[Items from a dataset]
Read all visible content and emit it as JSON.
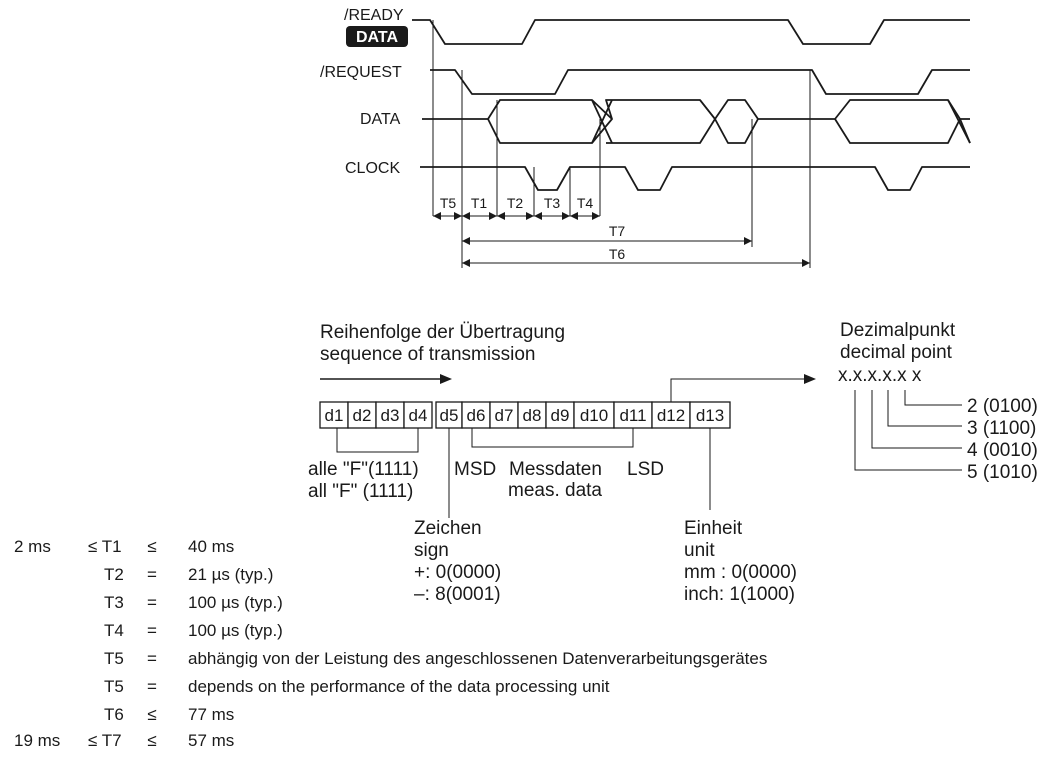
{
  "signals": {
    "ready": "/READY",
    "data_badge": "DATA",
    "request": "/REQUEST",
    "data": "DATA",
    "clock": "CLOCK"
  },
  "timing_labels": [
    "T5",
    "T1",
    "T2",
    "T3",
    "T4",
    "T7",
    "T6"
  ],
  "sequence": {
    "title_de": "Reihenfolge der Übertragung",
    "title_en": "sequence of transmission",
    "digits": [
      "d1",
      "d2",
      "d3",
      "d4",
      "d5",
      "d6",
      "d7",
      "d8",
      "d9",
      "d10",
      "d11",
      "d12",
      "d13"
    ],
    "all_f_de": "alle \"F\"(1111)",
    "all_f_en": "all \"F\" (1111)",
    "msd": "MSD",
    "messdaten": "Messdaten",
    "lsd": "LSD",
    "meas_data": "meas. data",
    "sign_de": "Zeichen",
    "sign_en": "sign",
    "sign_plus": "+: 0(0000)",
    "sign_minus": "–: 8(0001)",
    "unit_de": "Einheit",
    "unit_en": "unit",
    "unit_mm": "mm : 0(0000)",
    "unit_inch": "inch: 1(1000)"
  },
  "decimal": {
    "title_de": "Dezimalpunkt",
    "title_en": "decimal point",
    "pattern": "x.x.x.x.x x",
    "codes": [
      "2 (0100)",
      "3 (1100)",
      "4 (0010)",
      "5 (1010)"
    ]
  },
  "timing_table": [
    {
      "pre": "2 ms",
      "lhs": "≤ T1",
      "op": "≤",
      "value": "40 ms"
    },
    {
      "pre": "",
      "lhs": "T2",
      "op": "=",
      "value": "21 µs (typ.)"
    },
    {
      "pre": "",
      "lhs": "T3",
      "op": "=",
      "value": "100 µs (typ.)"
    },
    {
      "pre": "",
      "lhs": "T4",
      "op": "=",
      "value": "100 µs (typ.)"
    },
    {
      "pre": "",
      "lhs": "T5",
      "op": "=",
      "value": "abhängig von der Leistung des angeschlossenen Datenverarbeitungsgerätes"
    },
    {
      "pre": "",
      "lhs": "T5",
      "op": "=",
      "value": "depends on the performance of the data processing unit"
    },
    {
      "pre": "",
      "lhs": "T6",
      "op": "≤",
      "value": "77 ms"
    },
    {
      "pre": "19 ms",
      "lhs": "≤ T7",
      "op": "≤",
      "value": "57 ms"
    }
  ]
}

**What to produce**
Images in the records should not be copied. Repeat all the rest exactly.

**Answer in full**
Read all visible content and emit it as JSON.
{
  "signals": {
    "ready": "/READY",
    "data_badge": "DATA",
    "request": "/REQUEST",
    "data": "DATA",
    "clock": "CLOCK"
  },
  "timing_labels": [
    "T5",
    "T1",
    "T2",
    "T3",
    "T4",
    "T7",
    "T6"
  ],
  "sequence": {
    "title_de": "Reihenfolge der Übertragung",
    "title_en": "sequence of transmission",
    "digits": [
      "d1",
      "d2",
      "d3",
      "d4",
      "d5",
      "d6",
      "d7",
      "d8",
      "d9",
      "d10",
      "d11",
      "d12",
      "d13"
    ],
    "all_f_de": "alle \"F\"(1111)",
    "all_f_en": "all \"F\" (1111)",
    "msd": "MSD",
    "messdaten": "Messdaten",
    "lsd": "LSD",
    "meas_data": "meas. data",
    "sign_de": "Zeichen",
    "sign_en": "sign",
    "sign_plus": "+: 0(0000)",
    "sign_minus": "–: 8(0001)",
    "unit_de": "Einheit",
    "unit_en": "unit",
    "unit_mm": "mm : 0(0000)",
    "unit_inch": "inch: 1(1000)"
  },
  "decimal": {
    "title_de": "Dezimalpunkt",
    "title_en": "decimal point",
    "pattern": "x.x.x.x.x x",
    "codes": [
      "2 (0100)",
      "3 (1100)",
      "4 (0010)",
      "5 (1010)"
    ]
  },
  "timing_table": [
    {
      "pre": "2 ms",
      "lhs": "≤ T1",
      "op": "≤",
      "value": "40 ms"
    },
    {
      "pre": "",
      "lhs": "T2",
      "op": "=",
      "value": "21 µs (typ.)"
    },
    {
      "pre": "",
      "lhs": "T3",
      "op": "=",
      "value": "100 µs (typ.)"
    },
    {
      "pre": "",
      "lhs": "T4",
      "op": "=",
      "value": "100 µs (typ.)"
    },
    {
      "pre": "",
      "lhs": "T5",
      "op": "=",
      "value": "abhängig von der Leistung des angeschlossenen Datenverarbeitungsgerätes"
    },
    {
      "pre": "",
      "lhs": "T5",
      "op": "=",
      "value": "depends on the performance of the data processing unit"
    },
    {
      "pre": "",
      "lhs": "T6",
      "op": "≤",
      "value": "77 ms"
    },
    {
      "pre": "19 ms",
      "lhs": "≤ T7",
      "op": "≤",
      "value": "57 ms"
    }
  ]
}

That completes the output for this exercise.